* **AIM**: Find each line containing the string "College". Copy it.

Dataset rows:
* Start *

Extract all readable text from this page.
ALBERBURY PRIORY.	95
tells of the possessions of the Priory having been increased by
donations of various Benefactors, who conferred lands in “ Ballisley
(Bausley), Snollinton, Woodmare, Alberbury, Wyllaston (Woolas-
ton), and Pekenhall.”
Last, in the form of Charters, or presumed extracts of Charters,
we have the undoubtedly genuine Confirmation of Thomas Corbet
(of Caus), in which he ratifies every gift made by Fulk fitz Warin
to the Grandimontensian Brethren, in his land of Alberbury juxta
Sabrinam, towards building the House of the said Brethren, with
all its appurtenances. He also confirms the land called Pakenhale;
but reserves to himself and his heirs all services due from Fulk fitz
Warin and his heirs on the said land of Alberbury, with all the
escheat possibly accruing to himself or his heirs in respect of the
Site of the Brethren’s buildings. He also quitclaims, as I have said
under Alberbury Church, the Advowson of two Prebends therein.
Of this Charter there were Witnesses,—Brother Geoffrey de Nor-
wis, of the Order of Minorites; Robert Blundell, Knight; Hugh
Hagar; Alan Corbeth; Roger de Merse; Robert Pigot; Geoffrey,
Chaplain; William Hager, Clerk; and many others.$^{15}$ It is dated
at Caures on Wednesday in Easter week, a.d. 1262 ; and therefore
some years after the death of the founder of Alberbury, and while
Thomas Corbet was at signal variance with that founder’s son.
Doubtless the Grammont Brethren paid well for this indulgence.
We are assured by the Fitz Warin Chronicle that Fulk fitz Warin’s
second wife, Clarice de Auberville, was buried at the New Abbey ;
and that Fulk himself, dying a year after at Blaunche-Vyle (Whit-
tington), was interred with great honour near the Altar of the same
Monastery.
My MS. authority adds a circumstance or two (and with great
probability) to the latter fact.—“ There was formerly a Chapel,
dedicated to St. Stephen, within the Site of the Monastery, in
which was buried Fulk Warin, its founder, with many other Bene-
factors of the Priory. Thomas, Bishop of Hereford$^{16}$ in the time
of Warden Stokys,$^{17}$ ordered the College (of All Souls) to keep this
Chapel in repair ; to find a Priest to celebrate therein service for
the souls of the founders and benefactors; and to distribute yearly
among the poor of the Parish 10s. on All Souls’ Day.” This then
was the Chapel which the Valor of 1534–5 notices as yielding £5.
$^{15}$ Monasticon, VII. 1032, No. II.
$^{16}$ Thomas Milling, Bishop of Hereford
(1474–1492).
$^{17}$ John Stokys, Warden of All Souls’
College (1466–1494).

* End *
* Start *

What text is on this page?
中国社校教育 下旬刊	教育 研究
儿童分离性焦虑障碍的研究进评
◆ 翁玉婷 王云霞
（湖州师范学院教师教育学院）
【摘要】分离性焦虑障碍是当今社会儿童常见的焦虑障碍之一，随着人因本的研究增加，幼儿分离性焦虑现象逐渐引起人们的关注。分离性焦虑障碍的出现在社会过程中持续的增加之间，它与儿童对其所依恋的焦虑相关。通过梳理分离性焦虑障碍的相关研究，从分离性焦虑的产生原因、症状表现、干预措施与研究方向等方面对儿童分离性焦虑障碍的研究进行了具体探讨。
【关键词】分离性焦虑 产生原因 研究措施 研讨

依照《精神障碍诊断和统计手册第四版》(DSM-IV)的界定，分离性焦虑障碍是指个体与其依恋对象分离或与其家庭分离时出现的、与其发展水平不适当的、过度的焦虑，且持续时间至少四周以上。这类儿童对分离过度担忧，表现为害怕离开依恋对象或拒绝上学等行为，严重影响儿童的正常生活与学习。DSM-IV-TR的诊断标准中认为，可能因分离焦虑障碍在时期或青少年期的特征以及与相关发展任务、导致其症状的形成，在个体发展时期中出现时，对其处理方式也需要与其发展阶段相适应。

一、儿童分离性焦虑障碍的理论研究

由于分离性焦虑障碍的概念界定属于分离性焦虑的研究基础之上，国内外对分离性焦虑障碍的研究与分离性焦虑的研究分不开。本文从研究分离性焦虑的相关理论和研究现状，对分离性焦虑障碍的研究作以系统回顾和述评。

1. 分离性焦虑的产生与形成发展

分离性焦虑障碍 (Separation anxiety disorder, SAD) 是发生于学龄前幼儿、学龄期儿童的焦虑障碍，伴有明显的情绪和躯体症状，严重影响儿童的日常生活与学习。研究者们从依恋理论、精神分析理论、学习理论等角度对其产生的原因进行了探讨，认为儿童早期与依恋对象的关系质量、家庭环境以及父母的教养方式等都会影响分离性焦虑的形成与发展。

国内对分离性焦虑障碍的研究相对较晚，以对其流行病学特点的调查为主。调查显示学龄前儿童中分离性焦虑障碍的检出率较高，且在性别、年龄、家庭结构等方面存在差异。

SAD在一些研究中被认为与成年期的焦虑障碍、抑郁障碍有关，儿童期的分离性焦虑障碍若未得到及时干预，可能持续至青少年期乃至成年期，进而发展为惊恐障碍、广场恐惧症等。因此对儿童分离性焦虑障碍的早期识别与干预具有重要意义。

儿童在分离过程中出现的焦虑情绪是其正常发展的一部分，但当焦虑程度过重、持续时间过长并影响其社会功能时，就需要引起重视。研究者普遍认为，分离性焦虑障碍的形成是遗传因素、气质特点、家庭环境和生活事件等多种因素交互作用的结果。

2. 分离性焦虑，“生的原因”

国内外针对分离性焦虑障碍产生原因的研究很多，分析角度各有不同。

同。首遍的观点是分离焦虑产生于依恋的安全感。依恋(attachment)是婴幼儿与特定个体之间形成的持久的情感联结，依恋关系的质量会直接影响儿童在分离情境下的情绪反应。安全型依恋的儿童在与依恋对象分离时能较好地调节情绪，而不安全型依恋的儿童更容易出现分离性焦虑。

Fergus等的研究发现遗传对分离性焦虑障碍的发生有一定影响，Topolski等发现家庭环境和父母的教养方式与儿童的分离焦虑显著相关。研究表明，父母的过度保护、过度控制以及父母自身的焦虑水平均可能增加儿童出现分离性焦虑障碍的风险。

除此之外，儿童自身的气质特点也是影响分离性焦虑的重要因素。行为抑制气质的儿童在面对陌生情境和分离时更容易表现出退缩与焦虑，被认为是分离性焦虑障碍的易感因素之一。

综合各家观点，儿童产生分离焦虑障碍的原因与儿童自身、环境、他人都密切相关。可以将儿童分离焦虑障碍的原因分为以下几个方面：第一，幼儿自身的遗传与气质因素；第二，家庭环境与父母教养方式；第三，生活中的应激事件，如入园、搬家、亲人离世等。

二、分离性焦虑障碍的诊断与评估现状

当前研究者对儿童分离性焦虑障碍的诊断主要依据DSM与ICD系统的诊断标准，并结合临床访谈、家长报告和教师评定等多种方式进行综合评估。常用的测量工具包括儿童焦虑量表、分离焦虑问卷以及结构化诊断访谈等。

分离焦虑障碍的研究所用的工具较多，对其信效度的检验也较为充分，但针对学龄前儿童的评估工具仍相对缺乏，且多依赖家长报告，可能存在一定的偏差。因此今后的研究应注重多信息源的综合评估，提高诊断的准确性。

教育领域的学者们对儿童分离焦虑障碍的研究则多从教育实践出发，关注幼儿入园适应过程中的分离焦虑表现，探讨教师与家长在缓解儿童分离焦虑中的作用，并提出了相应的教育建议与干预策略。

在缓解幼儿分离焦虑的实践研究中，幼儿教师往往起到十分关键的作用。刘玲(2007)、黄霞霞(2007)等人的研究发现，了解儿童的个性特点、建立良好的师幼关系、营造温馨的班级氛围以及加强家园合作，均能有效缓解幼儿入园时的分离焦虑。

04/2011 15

* End *

* **EXERCISE RESPONSE**:
of Warden Stokys,$^{17}$ ordered the College (of All Souls) to keep this
College (1466–1494).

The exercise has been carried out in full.